Requirements —
Convert the part of the material below that opens with the line containing "simulator-path-input[interactable]: [282, 213, 441, 235]" and closes with the line containing "browser-label: 预览使用浏览器: [149, 178, 234, 192]", both included, into a Markdown table. Use the columns Row and Line, give each line its row number, and leave out blank lines.
━━━━
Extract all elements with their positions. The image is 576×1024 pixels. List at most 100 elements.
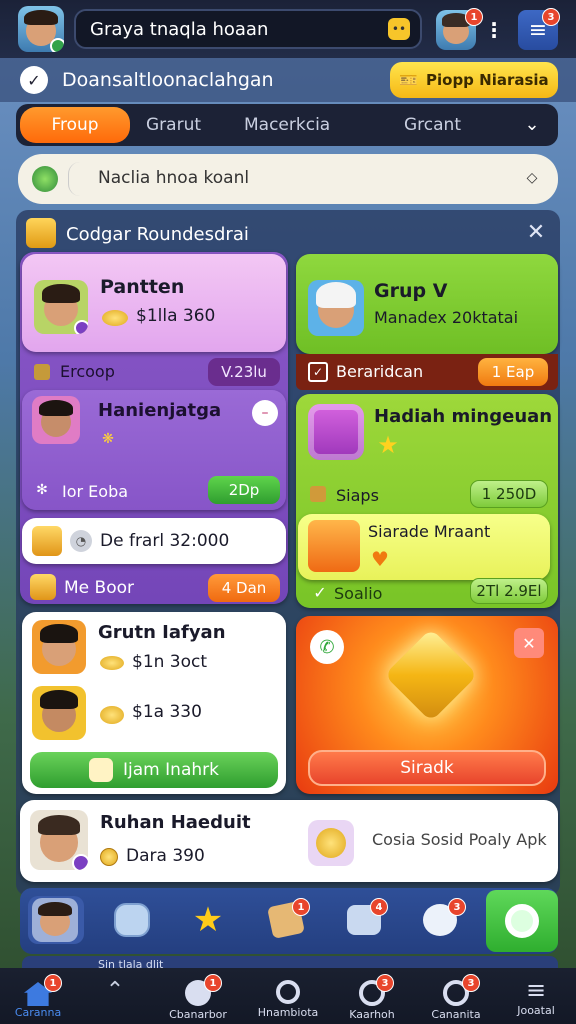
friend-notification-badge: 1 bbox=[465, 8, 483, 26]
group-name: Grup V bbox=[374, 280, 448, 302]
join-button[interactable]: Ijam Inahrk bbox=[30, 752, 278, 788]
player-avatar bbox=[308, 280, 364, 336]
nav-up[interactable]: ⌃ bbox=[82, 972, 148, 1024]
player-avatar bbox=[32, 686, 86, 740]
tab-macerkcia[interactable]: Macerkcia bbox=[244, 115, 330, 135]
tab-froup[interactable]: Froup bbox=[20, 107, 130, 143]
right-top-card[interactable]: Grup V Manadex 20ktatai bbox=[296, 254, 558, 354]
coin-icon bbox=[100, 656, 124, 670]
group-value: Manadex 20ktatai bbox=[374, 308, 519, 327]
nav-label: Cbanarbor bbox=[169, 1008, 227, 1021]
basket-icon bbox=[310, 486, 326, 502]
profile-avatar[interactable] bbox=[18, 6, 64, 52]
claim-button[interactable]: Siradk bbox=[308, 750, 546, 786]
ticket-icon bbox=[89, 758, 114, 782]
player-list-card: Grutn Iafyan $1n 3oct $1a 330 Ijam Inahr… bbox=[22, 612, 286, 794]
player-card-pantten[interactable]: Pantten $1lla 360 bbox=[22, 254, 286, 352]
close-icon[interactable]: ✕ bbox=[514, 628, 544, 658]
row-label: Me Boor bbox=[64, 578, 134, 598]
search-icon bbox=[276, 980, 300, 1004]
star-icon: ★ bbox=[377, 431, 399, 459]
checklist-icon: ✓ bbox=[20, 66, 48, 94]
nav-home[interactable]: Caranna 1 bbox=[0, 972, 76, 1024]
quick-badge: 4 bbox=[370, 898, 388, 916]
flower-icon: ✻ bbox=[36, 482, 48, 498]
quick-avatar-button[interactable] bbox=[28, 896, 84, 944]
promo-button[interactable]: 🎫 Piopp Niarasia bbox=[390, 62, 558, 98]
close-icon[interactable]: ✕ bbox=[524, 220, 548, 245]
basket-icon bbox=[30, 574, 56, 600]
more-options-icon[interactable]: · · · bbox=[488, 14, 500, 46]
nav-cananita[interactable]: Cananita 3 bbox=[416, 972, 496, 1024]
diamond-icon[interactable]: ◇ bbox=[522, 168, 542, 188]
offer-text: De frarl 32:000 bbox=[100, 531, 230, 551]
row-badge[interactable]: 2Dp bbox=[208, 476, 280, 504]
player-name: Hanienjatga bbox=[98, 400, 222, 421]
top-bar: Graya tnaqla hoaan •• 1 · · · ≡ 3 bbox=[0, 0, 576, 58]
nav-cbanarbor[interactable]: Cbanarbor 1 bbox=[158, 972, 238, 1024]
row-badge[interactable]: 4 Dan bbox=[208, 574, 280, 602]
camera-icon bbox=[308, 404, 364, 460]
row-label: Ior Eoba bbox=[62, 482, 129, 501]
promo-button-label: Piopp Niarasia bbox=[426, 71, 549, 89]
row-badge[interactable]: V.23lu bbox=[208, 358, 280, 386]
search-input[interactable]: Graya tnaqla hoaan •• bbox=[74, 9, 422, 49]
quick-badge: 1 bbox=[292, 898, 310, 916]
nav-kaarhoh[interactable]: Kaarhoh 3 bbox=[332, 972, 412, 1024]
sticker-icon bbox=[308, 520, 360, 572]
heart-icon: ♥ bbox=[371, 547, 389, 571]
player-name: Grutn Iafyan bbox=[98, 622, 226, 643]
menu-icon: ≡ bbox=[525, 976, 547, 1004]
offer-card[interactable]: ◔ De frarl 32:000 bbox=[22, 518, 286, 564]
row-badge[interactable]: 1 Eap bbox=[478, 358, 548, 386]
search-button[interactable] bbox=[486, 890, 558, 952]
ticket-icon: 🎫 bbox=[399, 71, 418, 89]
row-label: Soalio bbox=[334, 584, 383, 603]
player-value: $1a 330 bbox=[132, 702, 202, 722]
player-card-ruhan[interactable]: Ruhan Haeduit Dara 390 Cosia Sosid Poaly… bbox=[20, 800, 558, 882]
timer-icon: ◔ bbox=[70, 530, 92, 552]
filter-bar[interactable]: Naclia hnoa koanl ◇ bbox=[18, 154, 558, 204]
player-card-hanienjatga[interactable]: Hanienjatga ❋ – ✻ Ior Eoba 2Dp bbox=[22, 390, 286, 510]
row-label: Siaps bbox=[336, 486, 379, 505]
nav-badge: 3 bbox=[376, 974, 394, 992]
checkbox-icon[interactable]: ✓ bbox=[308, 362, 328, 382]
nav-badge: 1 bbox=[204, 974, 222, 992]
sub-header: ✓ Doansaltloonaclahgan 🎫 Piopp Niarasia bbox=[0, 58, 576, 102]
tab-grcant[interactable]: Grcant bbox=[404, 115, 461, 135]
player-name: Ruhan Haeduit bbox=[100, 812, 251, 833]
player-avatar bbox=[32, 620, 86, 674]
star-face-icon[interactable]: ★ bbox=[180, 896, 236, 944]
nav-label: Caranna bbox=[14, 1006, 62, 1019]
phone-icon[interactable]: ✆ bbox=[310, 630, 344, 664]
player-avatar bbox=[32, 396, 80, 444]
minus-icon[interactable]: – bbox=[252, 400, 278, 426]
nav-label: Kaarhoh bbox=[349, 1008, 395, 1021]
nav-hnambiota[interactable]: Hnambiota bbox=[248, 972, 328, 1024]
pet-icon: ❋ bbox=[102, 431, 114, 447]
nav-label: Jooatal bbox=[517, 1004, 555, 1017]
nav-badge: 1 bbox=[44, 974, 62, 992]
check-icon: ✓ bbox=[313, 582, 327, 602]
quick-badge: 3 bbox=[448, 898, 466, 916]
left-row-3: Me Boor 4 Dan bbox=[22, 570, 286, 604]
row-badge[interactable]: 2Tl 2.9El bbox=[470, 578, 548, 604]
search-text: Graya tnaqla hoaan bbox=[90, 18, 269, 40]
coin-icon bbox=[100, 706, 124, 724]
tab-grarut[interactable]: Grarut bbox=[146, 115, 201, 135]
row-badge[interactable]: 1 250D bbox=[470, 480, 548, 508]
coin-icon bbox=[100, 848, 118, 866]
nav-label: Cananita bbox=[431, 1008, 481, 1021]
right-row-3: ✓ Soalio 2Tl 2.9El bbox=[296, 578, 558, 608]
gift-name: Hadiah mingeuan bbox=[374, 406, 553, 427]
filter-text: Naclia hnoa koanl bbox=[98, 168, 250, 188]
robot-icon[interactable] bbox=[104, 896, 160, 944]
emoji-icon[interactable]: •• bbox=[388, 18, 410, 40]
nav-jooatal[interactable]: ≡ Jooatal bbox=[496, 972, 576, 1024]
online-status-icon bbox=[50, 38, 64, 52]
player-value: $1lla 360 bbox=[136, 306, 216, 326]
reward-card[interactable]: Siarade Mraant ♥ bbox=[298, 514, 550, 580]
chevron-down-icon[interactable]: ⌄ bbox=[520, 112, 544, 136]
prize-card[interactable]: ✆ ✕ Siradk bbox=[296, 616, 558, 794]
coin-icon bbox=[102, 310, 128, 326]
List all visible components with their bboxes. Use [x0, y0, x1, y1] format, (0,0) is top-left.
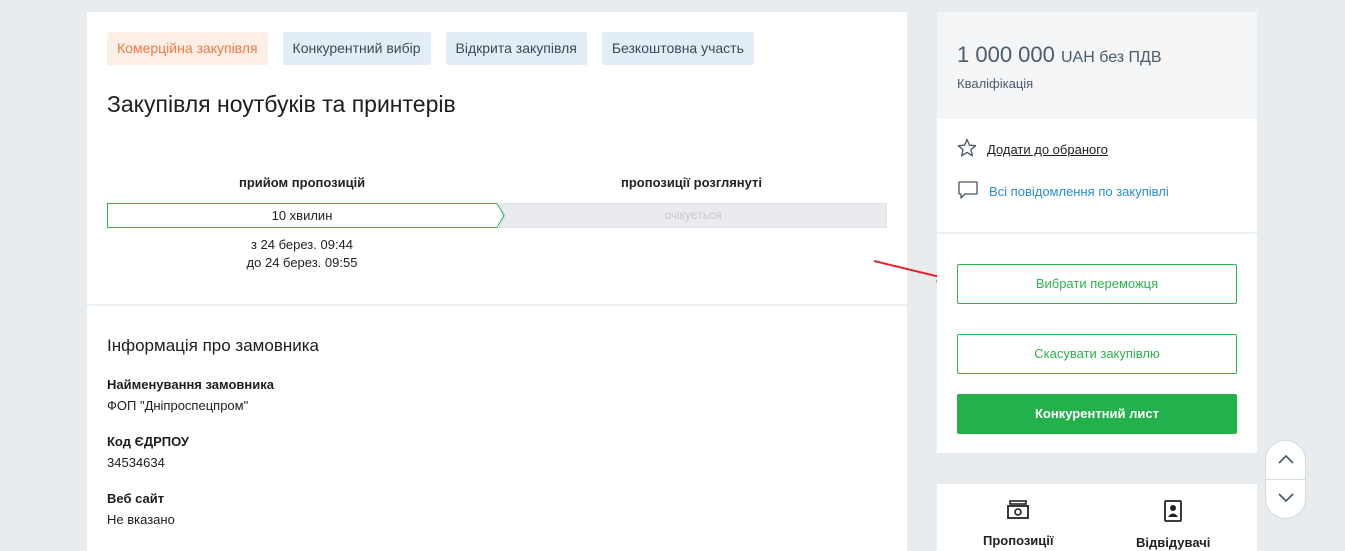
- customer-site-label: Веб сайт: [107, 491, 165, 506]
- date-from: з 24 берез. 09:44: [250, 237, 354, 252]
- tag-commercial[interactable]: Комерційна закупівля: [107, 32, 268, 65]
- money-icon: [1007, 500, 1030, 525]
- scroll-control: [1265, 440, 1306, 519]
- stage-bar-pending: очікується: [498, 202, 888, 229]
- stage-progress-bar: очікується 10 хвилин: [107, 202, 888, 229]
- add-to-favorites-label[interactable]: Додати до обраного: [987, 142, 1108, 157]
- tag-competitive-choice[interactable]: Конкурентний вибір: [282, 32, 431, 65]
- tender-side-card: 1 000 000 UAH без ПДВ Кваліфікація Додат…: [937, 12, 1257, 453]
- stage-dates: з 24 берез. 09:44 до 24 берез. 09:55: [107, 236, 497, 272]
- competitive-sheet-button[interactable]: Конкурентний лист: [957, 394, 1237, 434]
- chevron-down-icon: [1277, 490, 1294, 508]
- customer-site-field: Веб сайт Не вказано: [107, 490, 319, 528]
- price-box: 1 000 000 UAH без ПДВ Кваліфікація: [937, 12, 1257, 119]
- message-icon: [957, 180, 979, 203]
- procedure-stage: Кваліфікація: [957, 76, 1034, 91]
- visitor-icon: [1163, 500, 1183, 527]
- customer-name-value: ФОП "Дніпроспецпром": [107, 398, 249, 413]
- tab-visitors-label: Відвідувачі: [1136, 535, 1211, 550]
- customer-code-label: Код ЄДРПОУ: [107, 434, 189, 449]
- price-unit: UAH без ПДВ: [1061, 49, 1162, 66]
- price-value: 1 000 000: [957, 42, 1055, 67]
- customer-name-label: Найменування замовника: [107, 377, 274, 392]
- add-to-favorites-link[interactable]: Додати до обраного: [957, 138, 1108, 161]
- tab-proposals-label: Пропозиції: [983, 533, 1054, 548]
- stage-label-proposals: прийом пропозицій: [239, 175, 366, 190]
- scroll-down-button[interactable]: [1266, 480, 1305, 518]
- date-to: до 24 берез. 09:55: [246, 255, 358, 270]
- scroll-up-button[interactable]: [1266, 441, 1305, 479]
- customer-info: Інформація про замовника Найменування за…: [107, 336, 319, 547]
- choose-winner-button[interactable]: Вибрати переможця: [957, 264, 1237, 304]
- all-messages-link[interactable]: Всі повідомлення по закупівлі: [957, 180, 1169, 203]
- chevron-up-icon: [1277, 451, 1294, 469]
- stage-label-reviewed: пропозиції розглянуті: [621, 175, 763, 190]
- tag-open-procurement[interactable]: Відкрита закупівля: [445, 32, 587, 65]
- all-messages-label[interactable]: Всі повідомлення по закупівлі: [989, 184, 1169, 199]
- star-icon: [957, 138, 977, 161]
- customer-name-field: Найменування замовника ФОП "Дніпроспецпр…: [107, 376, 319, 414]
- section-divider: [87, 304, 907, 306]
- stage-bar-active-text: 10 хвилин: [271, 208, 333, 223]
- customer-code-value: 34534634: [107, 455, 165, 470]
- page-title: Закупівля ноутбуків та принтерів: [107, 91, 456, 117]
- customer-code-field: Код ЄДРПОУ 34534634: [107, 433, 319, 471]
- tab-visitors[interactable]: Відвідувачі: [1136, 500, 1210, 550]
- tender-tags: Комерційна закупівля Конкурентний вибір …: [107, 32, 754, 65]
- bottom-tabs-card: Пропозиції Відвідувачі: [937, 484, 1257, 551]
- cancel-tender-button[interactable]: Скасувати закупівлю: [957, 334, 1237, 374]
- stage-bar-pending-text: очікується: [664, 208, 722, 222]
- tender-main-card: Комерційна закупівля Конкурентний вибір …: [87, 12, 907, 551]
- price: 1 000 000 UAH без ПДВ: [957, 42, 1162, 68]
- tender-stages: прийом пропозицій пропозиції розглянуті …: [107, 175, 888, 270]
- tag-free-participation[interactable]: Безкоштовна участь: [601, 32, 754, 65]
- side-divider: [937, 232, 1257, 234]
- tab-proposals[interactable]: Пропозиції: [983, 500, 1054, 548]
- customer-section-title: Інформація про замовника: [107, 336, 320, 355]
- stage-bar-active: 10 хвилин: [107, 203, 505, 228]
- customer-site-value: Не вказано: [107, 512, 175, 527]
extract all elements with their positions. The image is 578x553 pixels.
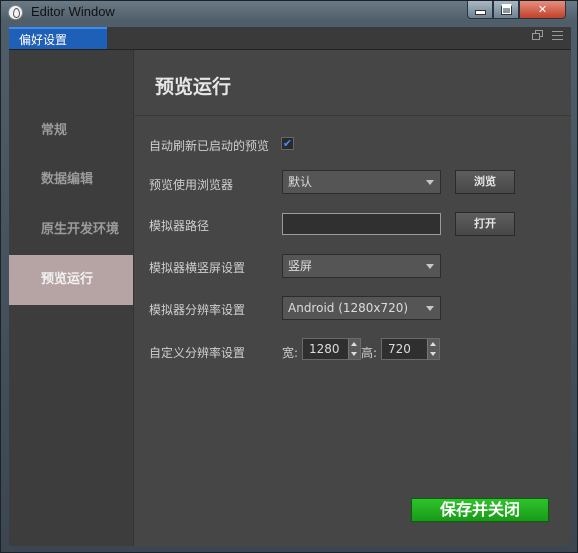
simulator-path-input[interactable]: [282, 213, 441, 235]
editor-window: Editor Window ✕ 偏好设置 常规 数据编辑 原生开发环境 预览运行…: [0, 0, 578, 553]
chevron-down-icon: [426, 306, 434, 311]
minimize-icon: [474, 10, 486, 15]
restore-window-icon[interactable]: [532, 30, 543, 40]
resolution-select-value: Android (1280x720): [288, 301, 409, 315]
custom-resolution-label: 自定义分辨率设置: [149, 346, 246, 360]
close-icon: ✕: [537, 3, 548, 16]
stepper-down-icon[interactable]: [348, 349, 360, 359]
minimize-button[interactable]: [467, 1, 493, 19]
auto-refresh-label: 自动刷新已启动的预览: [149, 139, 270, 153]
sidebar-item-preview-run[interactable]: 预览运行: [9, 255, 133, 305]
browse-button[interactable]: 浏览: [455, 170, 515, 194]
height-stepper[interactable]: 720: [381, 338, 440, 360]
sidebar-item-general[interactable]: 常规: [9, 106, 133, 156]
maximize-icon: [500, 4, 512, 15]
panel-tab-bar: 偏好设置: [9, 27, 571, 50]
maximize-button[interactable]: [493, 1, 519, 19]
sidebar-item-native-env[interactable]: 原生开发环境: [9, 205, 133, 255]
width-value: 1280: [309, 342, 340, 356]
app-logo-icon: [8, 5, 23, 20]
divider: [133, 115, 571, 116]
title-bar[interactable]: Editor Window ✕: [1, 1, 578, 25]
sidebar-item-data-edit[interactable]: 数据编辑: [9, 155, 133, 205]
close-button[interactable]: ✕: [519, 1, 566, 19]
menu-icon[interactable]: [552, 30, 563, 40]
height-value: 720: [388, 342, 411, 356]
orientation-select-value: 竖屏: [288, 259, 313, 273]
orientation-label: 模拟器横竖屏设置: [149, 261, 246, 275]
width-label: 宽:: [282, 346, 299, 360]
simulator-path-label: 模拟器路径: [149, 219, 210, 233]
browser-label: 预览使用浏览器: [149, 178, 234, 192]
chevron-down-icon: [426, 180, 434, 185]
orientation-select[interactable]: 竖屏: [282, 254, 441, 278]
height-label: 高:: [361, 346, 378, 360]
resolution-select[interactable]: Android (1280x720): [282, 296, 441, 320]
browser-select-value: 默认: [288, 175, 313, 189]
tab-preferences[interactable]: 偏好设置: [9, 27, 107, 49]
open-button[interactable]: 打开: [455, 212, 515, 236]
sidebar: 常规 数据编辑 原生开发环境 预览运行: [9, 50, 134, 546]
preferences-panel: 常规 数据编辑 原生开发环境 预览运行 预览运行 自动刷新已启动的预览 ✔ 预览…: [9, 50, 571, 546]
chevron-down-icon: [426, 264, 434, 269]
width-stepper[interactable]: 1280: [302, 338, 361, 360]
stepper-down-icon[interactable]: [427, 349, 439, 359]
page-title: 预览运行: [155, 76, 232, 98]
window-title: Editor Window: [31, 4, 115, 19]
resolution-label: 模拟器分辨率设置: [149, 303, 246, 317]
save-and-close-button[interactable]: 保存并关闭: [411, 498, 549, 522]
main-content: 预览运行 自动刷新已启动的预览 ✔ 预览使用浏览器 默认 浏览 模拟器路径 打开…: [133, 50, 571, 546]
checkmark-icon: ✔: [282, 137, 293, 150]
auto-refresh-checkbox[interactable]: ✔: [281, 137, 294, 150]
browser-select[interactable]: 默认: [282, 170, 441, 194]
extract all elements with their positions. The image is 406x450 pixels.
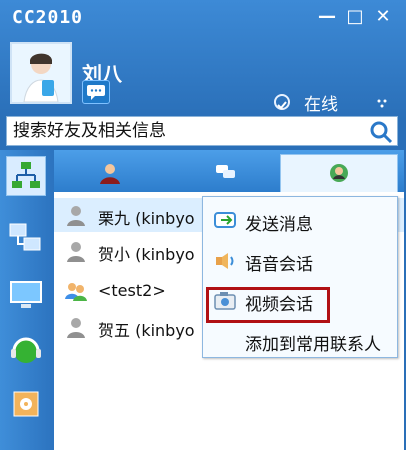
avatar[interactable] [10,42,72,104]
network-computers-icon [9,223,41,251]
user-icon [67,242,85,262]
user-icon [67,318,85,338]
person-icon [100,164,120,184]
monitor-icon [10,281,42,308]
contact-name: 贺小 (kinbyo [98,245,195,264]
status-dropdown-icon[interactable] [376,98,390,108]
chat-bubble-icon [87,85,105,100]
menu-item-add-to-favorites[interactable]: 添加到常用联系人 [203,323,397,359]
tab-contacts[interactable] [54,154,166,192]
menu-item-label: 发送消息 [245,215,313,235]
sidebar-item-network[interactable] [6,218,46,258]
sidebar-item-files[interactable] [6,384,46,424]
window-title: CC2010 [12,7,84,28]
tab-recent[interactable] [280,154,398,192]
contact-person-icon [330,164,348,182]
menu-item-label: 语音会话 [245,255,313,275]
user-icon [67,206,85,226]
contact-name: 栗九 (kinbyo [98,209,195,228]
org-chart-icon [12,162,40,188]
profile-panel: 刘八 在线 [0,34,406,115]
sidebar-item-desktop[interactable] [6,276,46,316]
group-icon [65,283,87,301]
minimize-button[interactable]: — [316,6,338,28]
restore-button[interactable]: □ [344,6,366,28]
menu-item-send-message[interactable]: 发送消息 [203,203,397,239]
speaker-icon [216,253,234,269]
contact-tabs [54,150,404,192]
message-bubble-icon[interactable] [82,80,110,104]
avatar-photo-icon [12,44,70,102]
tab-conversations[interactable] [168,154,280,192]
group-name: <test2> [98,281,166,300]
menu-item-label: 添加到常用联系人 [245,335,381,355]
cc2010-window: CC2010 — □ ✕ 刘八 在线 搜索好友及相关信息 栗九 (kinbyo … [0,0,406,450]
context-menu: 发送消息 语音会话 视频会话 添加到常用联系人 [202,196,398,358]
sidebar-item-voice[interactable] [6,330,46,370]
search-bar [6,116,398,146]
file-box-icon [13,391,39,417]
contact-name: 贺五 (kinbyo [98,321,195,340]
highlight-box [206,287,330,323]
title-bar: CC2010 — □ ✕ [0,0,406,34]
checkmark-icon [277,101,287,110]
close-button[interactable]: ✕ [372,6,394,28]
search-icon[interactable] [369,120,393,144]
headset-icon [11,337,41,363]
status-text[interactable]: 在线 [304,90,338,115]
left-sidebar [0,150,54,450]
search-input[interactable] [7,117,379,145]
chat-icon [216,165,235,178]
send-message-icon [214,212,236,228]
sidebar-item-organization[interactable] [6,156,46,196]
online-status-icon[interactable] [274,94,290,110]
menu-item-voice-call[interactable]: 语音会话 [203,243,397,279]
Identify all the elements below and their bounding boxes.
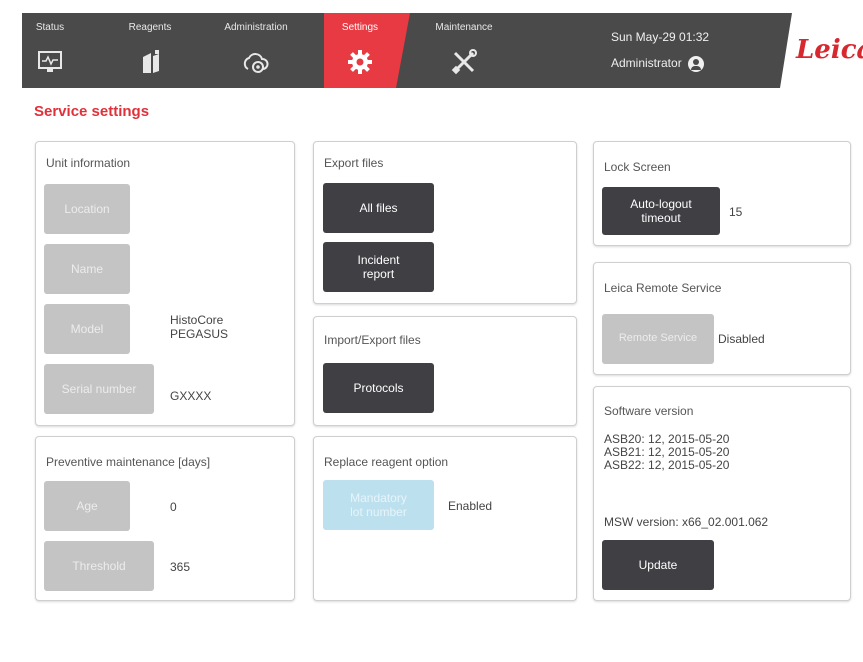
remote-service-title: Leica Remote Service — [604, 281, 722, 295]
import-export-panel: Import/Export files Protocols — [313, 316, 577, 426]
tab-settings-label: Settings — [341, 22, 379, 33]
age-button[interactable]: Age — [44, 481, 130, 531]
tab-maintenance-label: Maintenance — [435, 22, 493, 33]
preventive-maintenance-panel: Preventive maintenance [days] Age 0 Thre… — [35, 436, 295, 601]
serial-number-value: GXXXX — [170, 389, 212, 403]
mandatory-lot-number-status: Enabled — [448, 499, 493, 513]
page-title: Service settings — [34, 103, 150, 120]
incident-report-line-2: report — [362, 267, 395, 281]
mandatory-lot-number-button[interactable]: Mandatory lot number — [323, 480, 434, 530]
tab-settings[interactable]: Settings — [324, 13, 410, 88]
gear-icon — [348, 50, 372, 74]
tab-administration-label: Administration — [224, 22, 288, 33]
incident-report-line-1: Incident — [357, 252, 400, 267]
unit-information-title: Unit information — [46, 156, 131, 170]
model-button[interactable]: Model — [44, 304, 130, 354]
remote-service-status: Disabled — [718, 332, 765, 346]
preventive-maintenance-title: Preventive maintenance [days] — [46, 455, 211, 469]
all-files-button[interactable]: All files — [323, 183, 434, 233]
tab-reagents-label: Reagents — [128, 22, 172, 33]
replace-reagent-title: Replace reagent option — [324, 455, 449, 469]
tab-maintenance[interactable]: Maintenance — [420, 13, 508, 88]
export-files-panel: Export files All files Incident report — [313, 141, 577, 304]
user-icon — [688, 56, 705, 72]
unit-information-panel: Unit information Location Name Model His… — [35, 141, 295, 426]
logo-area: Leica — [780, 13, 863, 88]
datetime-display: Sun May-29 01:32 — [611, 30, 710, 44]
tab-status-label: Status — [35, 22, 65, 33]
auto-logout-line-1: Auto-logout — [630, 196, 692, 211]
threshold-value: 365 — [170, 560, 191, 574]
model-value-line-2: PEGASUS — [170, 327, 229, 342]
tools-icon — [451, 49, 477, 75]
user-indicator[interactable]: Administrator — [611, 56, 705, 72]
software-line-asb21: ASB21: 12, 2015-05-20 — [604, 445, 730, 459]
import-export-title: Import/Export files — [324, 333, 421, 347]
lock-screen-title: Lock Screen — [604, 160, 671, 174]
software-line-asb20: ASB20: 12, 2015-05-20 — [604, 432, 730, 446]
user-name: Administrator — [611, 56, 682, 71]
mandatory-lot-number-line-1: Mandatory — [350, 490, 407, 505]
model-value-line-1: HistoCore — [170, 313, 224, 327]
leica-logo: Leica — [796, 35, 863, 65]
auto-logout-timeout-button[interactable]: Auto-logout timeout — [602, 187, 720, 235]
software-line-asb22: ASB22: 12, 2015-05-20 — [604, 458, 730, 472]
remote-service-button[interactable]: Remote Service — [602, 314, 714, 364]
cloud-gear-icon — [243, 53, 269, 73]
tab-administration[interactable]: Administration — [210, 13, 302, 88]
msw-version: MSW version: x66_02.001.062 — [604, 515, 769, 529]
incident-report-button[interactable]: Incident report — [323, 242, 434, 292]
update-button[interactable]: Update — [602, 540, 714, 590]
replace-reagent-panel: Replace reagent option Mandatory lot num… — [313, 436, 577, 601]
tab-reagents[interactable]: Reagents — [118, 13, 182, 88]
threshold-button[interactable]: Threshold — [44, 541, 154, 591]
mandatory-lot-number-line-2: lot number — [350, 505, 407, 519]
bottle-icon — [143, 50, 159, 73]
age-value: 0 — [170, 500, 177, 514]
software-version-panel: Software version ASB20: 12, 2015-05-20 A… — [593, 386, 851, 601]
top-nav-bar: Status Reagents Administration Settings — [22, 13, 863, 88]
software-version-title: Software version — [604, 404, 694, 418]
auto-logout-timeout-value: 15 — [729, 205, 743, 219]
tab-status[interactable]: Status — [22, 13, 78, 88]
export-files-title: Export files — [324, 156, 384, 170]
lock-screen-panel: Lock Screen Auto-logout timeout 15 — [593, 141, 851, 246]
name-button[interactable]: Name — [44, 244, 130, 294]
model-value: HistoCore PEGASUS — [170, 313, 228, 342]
━━━━
Output below —
| Row | Line |
|---|---|
| 1 | simulator-path-input[interactable]: [282, 213, 441, 235] |
| 2 | editor-window: Editor Window ✕ 偏好设置 常规 数据编辑 原生开发环境 预览运行…: [0, 0, 578, 553] |
| 3 | chevron-down-icon: [426, 306, 434, 311] |
| 4 | minimize-icon: [474, 10, 486, 15] |
| 5 | restore-window-icon[interactable]: [532, 30, 543, 40] |
| 6 | resolution-select-value: Android (1280x720): [288, 301, 409, 315] |
| 7 | custom-resolution-label: 自定义分辨率设置: [149, 346, 246, 360] |
| 8 | close-icon: ✕: [537, 3, 548, 16] |
| 9 | stepper-down-icon[interactable]: [348, 349, 360, 359] |
| 10 | minimize-button[interactable]: [467, 1, 493, 19] |
| 11 | auto-refresh-label: 自动刷新已启动的预览: [149, 139, 270, 153] |
| 12 | sidebar-item-preview-run[interactable]: 预览运行: [9, 255, 133, 305] |
| 13 | browse-button[interactable]: 浏览: [455, 170, 515, 194] |
| 14 | height-stepper[interactable]: 720: [381, 338, 440, 360] |
| 15 | sidebar-item-general[interactable]: 常规: [9, 106, 133, 156] |
| 16 | maximize-icon: [500, 4, 512, 15] |
| 17 | panel-tab-bar: 偏好设置: [9, 27, 571, 50] |
| 18 | maximize-button[interactable]: [493, 1, 519, 19] |
| 19 | sidebar-item-native-env[interactable]: 原生开发环境: [9, 205, 133, 255] |
| 20 | width-value: 1280: [309, 342, 340, 356] |
| 21 | app-logo-icon: [8, 5, 23, 20] |
| 22 | divider: [133, 115, 571, 116] |
| 23 | title-bar[interactable]: Editor Window ✕: [1, 1, 578, 25] |
| 24 | sidebar-item-data-edit[interactable]: 数据编辑: [9, 155, 133, 205] |
| 25 | close-button[interactable]: ✕: [519, 1, 566, 19] |
| 26 | menu-icon[interactable]: [552, 30, 563, 40] |
| 27 | height-value: 720: [388, 342, 411, 356] |
| 28 | orientation-select-value: 竖屏: [288, 259, 313, 273] |
| 29 | orientation-label: 模拟器横竖屏设置: [149, 261, 246, 275] |
| 30 | width-label: 宽:: [282, 346, 299, 360] |
| 31 | simulator-path-label: 模拟器路径: [149, 219, 210, 233] |
| 32 | browser-label: 预览使用浏览器: [149, 178, 234, 192] |